** Start of Task input **

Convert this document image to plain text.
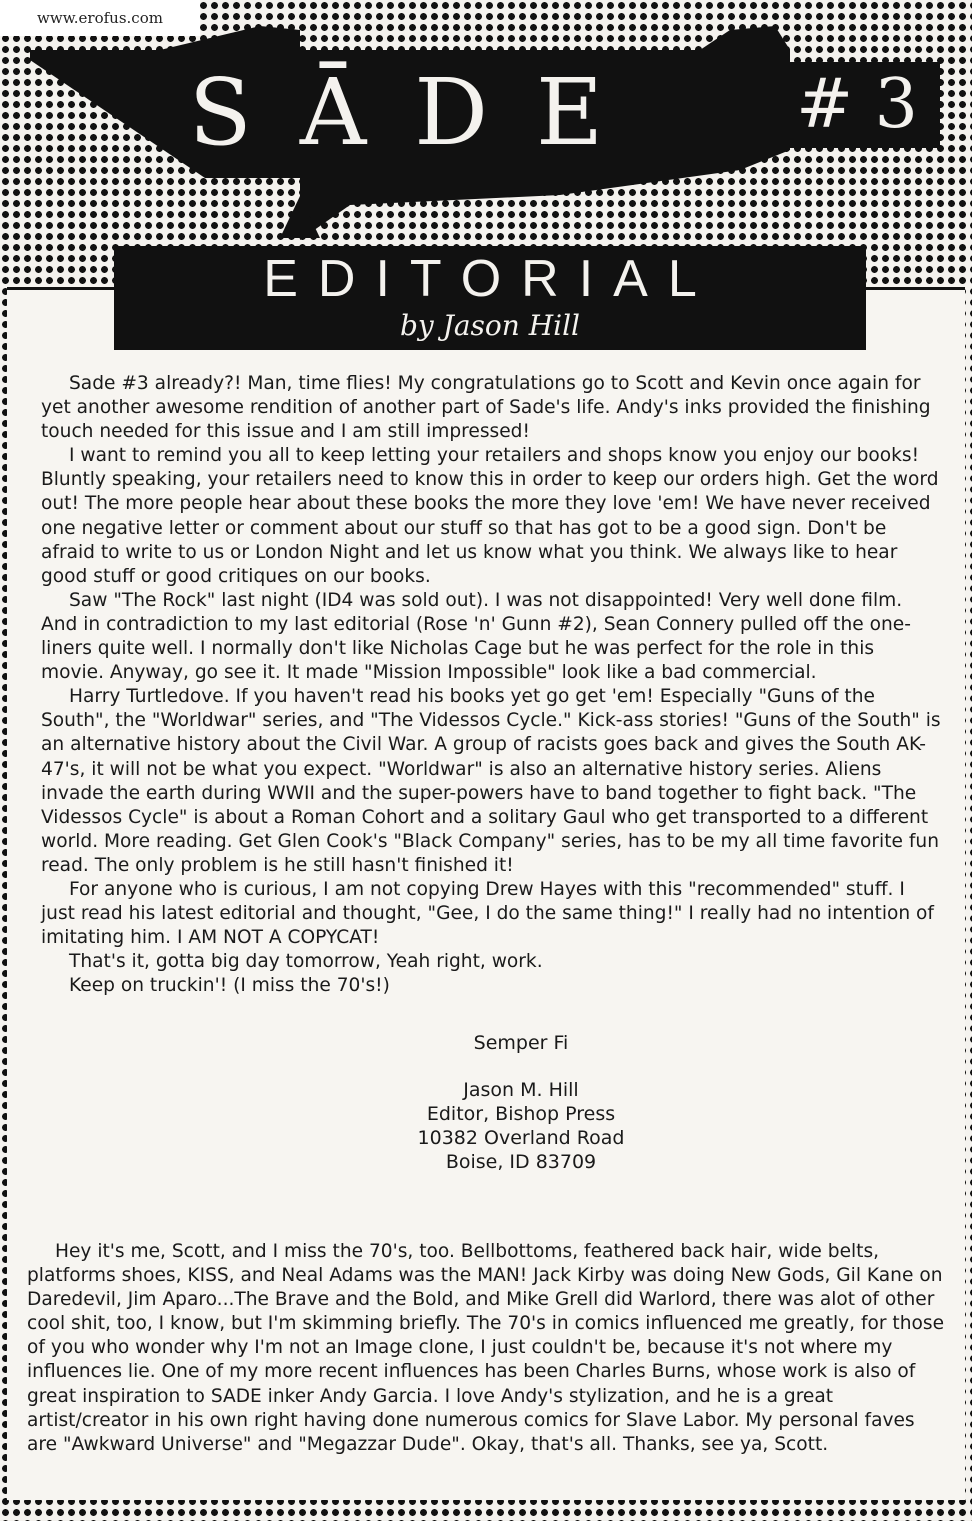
SĀDE	# 3

Sade #3 already?! Man, time flies! My congratulations go to Scott and Kevin once again for yet another awesome rendition of another part of Sade's life. Andy's inks provided the finishing touch needed for this issue and I am still impressed!

I want to remind you all to keep letting your retailers and shops know you enjoy our books! Bluntly speaking, your retailers need to know this in order to keep our orders high. Get the word out! The more people hear about these books the more they love 'em! We have never received one negative letter or comment about our stuff so that has got to be a good sign. Don't be afraid to write to us or London Night and let us know what you think. We always like to hear good stuff or good critiques on our books.

Saw "The Rock" last night (ID4 was sold out). I was not disappointed! Very well done film. And in contradiction to my last editorial (Rose 'n' Gunn #2), Sean Connery pulled off the one-liners quite well. I normally don't like Nicholas Cage but he was perfect for the role in this movie. Anyway, go see it. It made "Mission Impossible" look like a bad commercial.

Harry Turtledove. If you haven't read his books yet go get 'em! Especially "Guns of the South", the "Worldwar" series, and "The Videssos Cycle." Kick-ass stories! "Guns of the South" is an alternative history about the Civil War. A group of racists goes back and gives the South AK-47's, it will not be what you expect. "Worldwar" is also an alternative history series. Aliens invade the earth during WWII and the super-powers have to band together to fight back. "The Videssos Cycle" is about a Roman Cohort and a solitary Gaul who get transported to a different world. More reading. Get Glen Cook's "Black Company" series, has to be my all time favorite fun read. The only problem is he still hasn't finished it!

For anyone who is curious, I am not copying Drew Hayes with this "recommended" stuff. I just read his latest editorial and thought, "Gee, I do the same thing!" I really had no intention of imitating him. I AM NOT A COPYCAT!

That's it, gotta big day tomorrow, Yeah right, work.

Keep on truckin'! (I miss the 70's!)

Semper Fi
Jason M. Hill
Editor, Bishop Press
10382 Overland Road
Boise, ID 83709

Hey it's me, Scott, and I miss the 70's, too. Bellbottoms, feathered back hair, wide belts, platforms shoes, KISS, and Neal Adams was the MAN! Jack Kirby was doing New Gods, Gil Kane on Daredevil, Jim Aparo...The Brave and the Bold, and Mike Grell did Warlord, there was alot of other cool shit, too, I know, but I'm skimming briefly. The 70's in comics influenced me greatly, for those of you who wonder why I'm not an Image clone, I just couldn't be, because it's not where my influences lie. One of my more recent influences has been Charles Burns, whose work is also of great inspiration to SADE inker Andy Garcia. I love Andy's stylization, and he is a great artist/creator in his own right having done numerous comics for Slave Labor. My personal faves are "Awkward Universe" and "Megazzar Dude". Okay, that's all. Thanks, see ya, Scott.

EDITORIAL
by Jason Hill
www.erofus.com
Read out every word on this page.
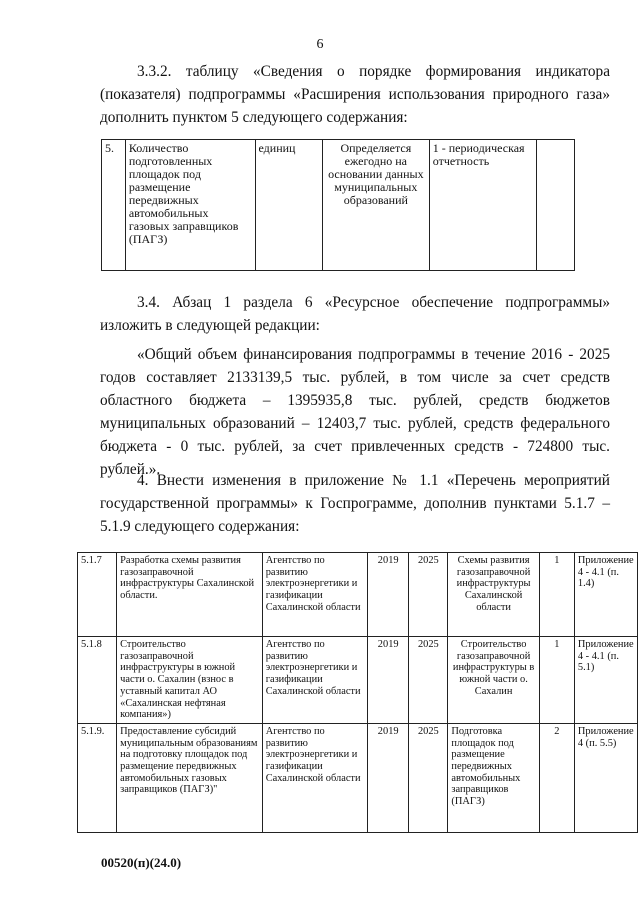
6

3.3.2. таблицу «Сведения о порядке формирования индикатора (показателя) подпрограммы «Расширения использования природного газа» дополнить пунктом 5 следующего содержания:

5.	Количество подготовленных площадок под размещение передвижных автомобильных газовых заправщиков (ПАГЗ)	единиц	Определяется ежегодно на основании данных муниципальных образований	1 - периодическая отчетность	

3.4. Абзац 1 раздела 6 «Ресурсное обеспечение подпрограммы» изложить в следующей редакции:

«Общий объем финансирования подпрограммы в течение 2016 - 2025 годов составляет 2133139,5 тыс. рублей, в том числе за счет средств областного бюджета – 1395935,8 тыс. рублей, средств бюджетов муниципальных образований – 12403,7 тыс. рублей, средств федерального бюджета - 0 тыс. рублей, за счет привлеченных средств - 724800 тыс. рублей.».

4. Внести изменения в приложение № 1.1 «Перечень мероприятий государственной программы» к Госпрограмме, дополнив пунктами 5.1.7 – 5.1.9 следующего содержания:

5.1.7	Разработка схемы развития газозаправочной инфраструктуры Сахалинской области.	Агентство по развитию электроэнергетики и газификации Сахалинской области	2019	2025	Схемы развития газозаправочной инфраструктуры Сахалинской области	1	Приложение 4 - 4.1 (п. 1.4)
5.1.8	Строительство газозаправочной инфраструктуры в южной части о. Сахалин (взнос в уставный капитал АО «Сахалинская нефтяная компания»)	Агентство по развитию электроэнергетики и газификации Сахалинской области	2019	2025	Строительство газозаправочной инфраструктуры в южной части о. Сахалин	1	Приложение 4 - 4.1 (п. 5.1)
5.1.9.	Предоставление субсидий муниципальным образованиям на подготовку площадок под размещение передвижных автомобильных газовых заправщиков (ПАГЗ)"	Агентство по развитию электроэнергетики и газификации Сахалинской области	2019	2025	Подготовка площадок под размещение передвижных автомобильных заправщиков (ПАГЗ)	2	Приложение 4 (п. 5.5)
00520(п)(24.0)
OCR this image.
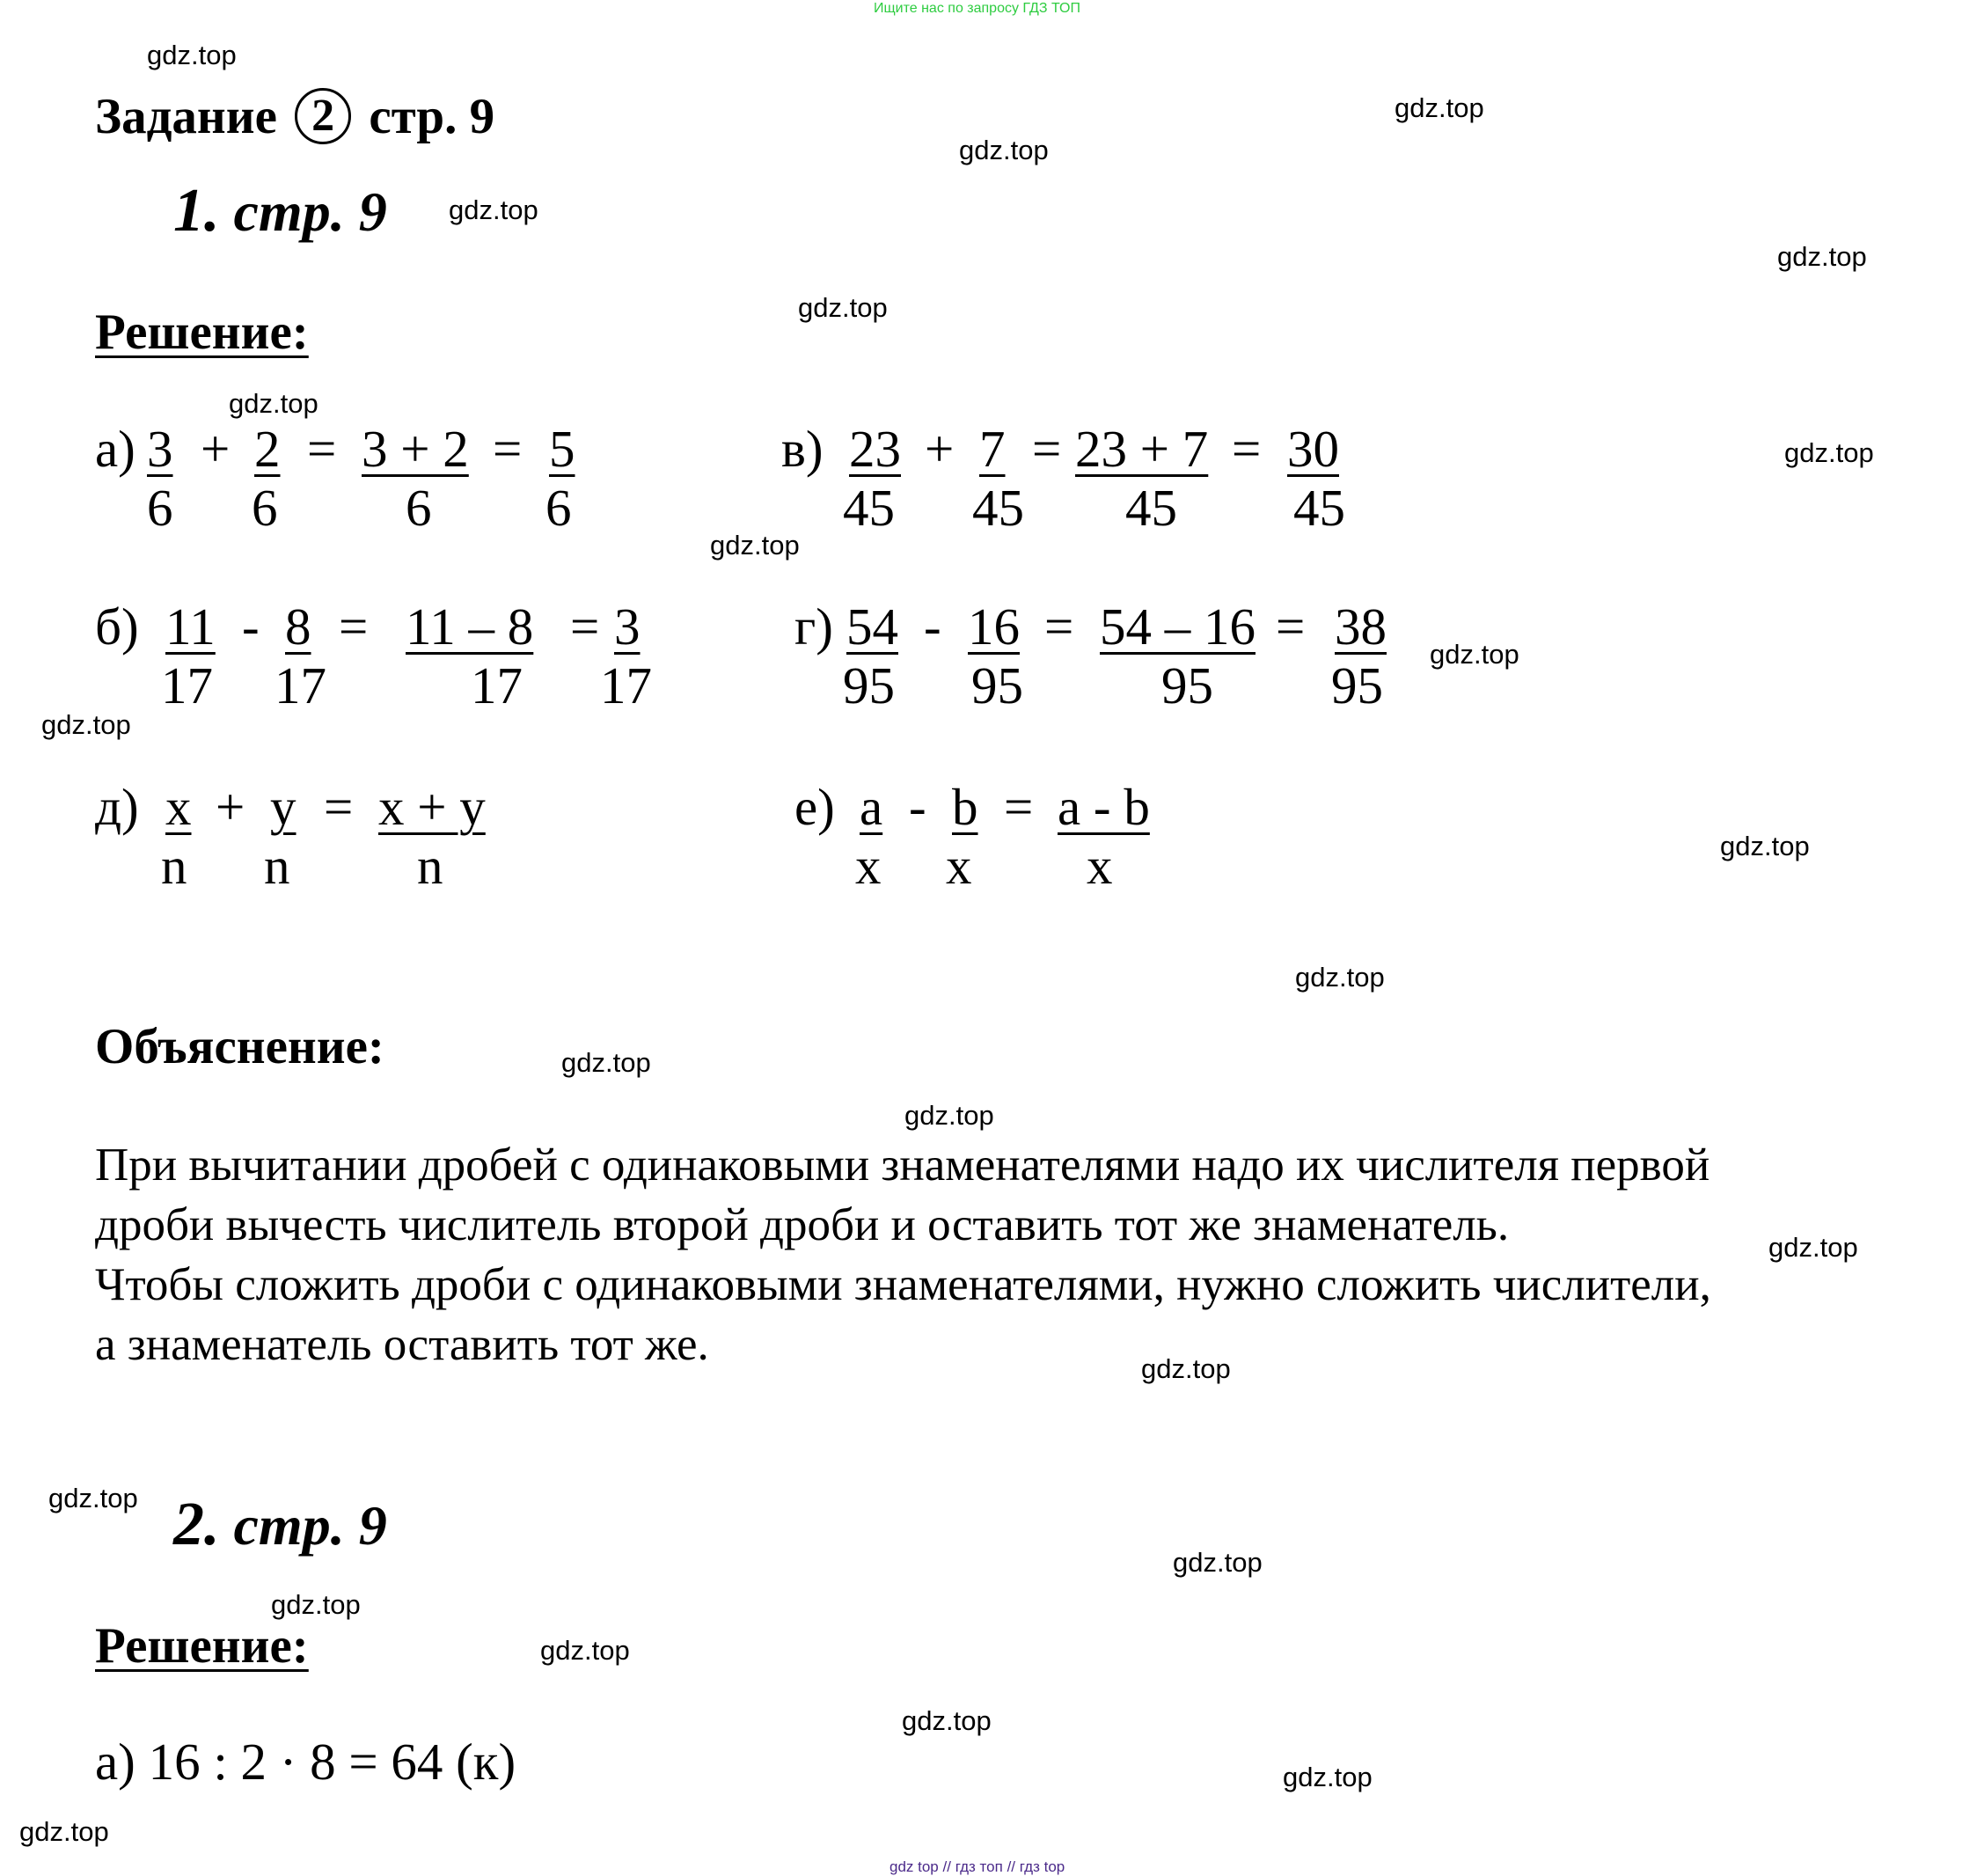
Ищите нас по запросу ГДЗ ТОП
gdz.top
gdz.top
gdz.top
gdz.top
gdz.top
gdz.top
gdz.top
gdz.top
gdz.top
gdz.top
gdz.top
gdz.top
gdz.top
gdz.top
gdz.top
gdz.top
gdz.top
gdz.top
gdz.top
gdz.top
gdz.top
gdz.top
gdz.top
gdz.top
Задание 2 стр. 9
1. стр. 9
Решение:
а) 3
6
+ 2
6
= 3 + 2
6
= 5
6
в) 23
45
+ 7
45
= 23 + 7
45
= 30
45
б) 11
17
- 8
17
= 11 – 8
17
= 3
17
г) 54
95
- 16
95
= 54 – 16
95
= 38
95
д) x
n
+ y
n
= x + y
n
е) a
x
- b
x
= a - b
x
Объяснение:
При вычитании дробей с одинаковыми знаменателями надо их числителя первой
дроби вычесть числитель второй дроби и оставить тот же знаменатель.
Чтобы сложить дроби с одинаковыми знаменателями, нужно сложить числители,
а знаменатель оставить тот же.
2. стр. 9
Решение:
а) 16 : 2 · 8 = 64 (к)
gdz top // гдз топ // гдз top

** End of Task input **

> [What the exercise asks]
Copy the data character for character, but drop all pictures from the copy.

> [The result]
Convert this document image to plain text.
SĀDE	# 3

Sade #3 already?! Man, time flies! My congratulations go to Scott and Kevin once again for yet another awesome rendition of another part of Sade's life. Andy's inks provided the finishing touch needed for this issue and I am still impressed!

I want to remind you all to keep letting your retailers and shops know you enjoy our books! Bluntly speaking, your retailers need to know this in order to keep our orders high. Get the word out! The more people hear about these books the more they love 'em! We have never received one negative letter or comment about our stuff so that has got to be a good sign. Don't be afraid to write to us or London Night and let us know what you think. We always like to hear good stuff or good critiques on our books.

Saw "The Rock" last night (ID4 was sold out). I was not disappointed! Very well done film. And in contradiction to my last editorial (Rose 'n' Gunn #2), Sean Connery pulled off the one-liners quite well. I normally don't like Nicholas Cage but he was perfect for the role in this movie. Anyway, go see it. It made "Mission Impossible" look like a bad commercial.

Harry Turtledove. If you haven't read his books yet go get 'em! Especially "Guns of the South", the "Worldwar" series, and "The Videssos Cycle." Kick-ass stories! "Guns of the South" is an alternative history about the Civil War. A group of racists goes back and gives the South AK-47's, it will not be what you expect. "Worldwar" is also an alternative history series. Aliens invade the earth during WWII and the super-powers have to band together to fight back. "The Videssos Cycle" is about a Roman Cohort and a solitary Gaul who get transported to a different world. More reading. Get Glen Cook's "Black Company" series, has to be my all time favorite fun read. The only problem is he still hasn't finished it!

For anyone who is curious, I am not copying Drew Hayes with this "recommended" stuff. I just read his latest editorial and thought, "Gee, I do the same thing!" I really had no intention of imitating him. I AM NOT A COPYCAT!

That's it, gotta big day tomorrow, Yeah right, work.

Keep on truckin'! (I miss the 70's!)

Semper Fi
Jason M. Hill
Editor, Bishop Press
10382 Overland Road
Boise, ID 83709

Hey it's me, Scott, and I miss the 70's, too. Bellbottoms, feathered back hair, wide belts, platforms shoes, KISS, and Neal Adams was the MAN! Jack Kirby was doing New Gods, Gil Kane on Daredevil, Jim Aparo...The Brave and the Bold, and Mike Grell did Warlord, there was alot of other cool shit, too, I know, but I'm skimming briefly. The 70's in comics influenced me greatly, for those of you who wonder why I'm not an Image clone, I just couldn't be, because it's not where my influences lie. One of my more recent influences has been Charles Burns, whose work is also of great inspiration to SADE inker Andy Garcia. I love Andy's stylization, and he is a great artist/creator in his own right having done numerous comics for Slave Labor. My personal faves are "Awkward Universe" and "Megazzar Dude". Okay, that's all. Thanks, see ya, Scott.

EDITORIAL
by Jason Hill
www.erofus.com
Read out every word on this page.
6

3.3.2. таблицу «Сведения о порядке формирования индикатора (показателя) подпрограммы «Расширения использования природного газа» дополнить пунктом 5 следующего содержания:

5.	Количество подготовленных площадок под размещение передвижных автомобильных газовых заправщиков (ПАГЗ)	единиц	Определяется ежегодно на основании данных муниципальных образований	1 - периодическая отчетность	

3.4. Абзац 1 раздела 6 «Ресурсное обеспечение подпрограммы» изложить в следующей редакции:

«Общий объем финансирования подпрограммы в течение 2016 - 2025 годов составляет 2133139,5 тыс. рублей, в том числе за счет средств областного бюджета – 1395935,8 тыс. рублей, средств бюджетов муниципальных образований – 12403,7 тыс. рублей, средств федерального бюджета - 0 тыс. рублей, за счет привлеченных средств - 724800 тыс. рублей.».

4. Внести изменения в приложение № 1.1 «Перечень мероприятий государственной программы» к Госпрограмме, дополнив пунктами 5.1.7 – 5.1.9 следующего содержания:

5.1.7	Разработка схемы развития газозаправочной инфраструктуры Сахалинской области.	Агентство по развитию электроэнергетики и газификации Сахалинской области	2019	2025	Схемы развития газозаправочной инфраструктуры Сахалинской области	1	Приложение 4 - 4.1 (п. 1.4)
5.1.8	Строительство газозаправочной инфраструктуры в южной части о. Сахалин (взнос в уставный капитал АО «Сахалинская нефтяная компания»)	Агентство по развитию электроэнергетики и газификации Сахалинской области	2019	2025	Строительство газозаправочной инфраструктуры в южной части о. Сахалин	1	Приложение 4 - 4.1 (п. 5.1)
5.1.9.	Предоставление субсидий муниципальным образованиям на подготовку площадок под размещение передвижных автомобильных газовых заправщиков (ПАГЗ)"	Агентство по развитию электроэнергетики и газификации Сахалинской области	2019	2025	Подготовка площадок под размещение передвижных автомобильных заправщиков (ПАГЗ)	2	Приложение 4 (п. 5.5)
00520(п)(24.0)
OCR this image.
Ищите нас по запросу ГДЗ ТОП
gdz.top
gdz.top
gdz.top
gdz.top
gdz.top
gdz.top
gdz.top
gdz.top
gdz.top
gdz.top
gdz.top
gdz.top
gdz.top
gdz.top
gdz.top
gdz.top
gdz.top
gdz.top
gdz.top
gdz.top
gdz.top
gdz.top
gdz.top
gdz.top
Задание 2 стр. 9
1. стр. 9
Решение:
а) 3
6
+ 2
6
= 3 + 2
6
= 5
6
в) 23
45
+ 7
45
= 23 + 7
45
= 30
45
б) 11
17
- 8
17
= 11 – 8
17
= 3
17
г) 54
95
- 16
95
= 54 – 16
95
= 38
95
д) x
n
+ y
n
= x + y
n
е) a
x
- b
x
= a - b
x
Объяснение:
При вычитании дробей с одинаковыми знаменателями надо их числителя первой
дроби вычесть числитель второй дроби и оставить тот же знаменатель.
Чтобы сложить дроби с одинаковыми знаменателями, нужно сложить числители,
а знаменатель оставить тот же.
2. стр. 9
Решение:
а) 16 : 2 · 8 = 64 (к)
gdz top // гдз топ // гдз top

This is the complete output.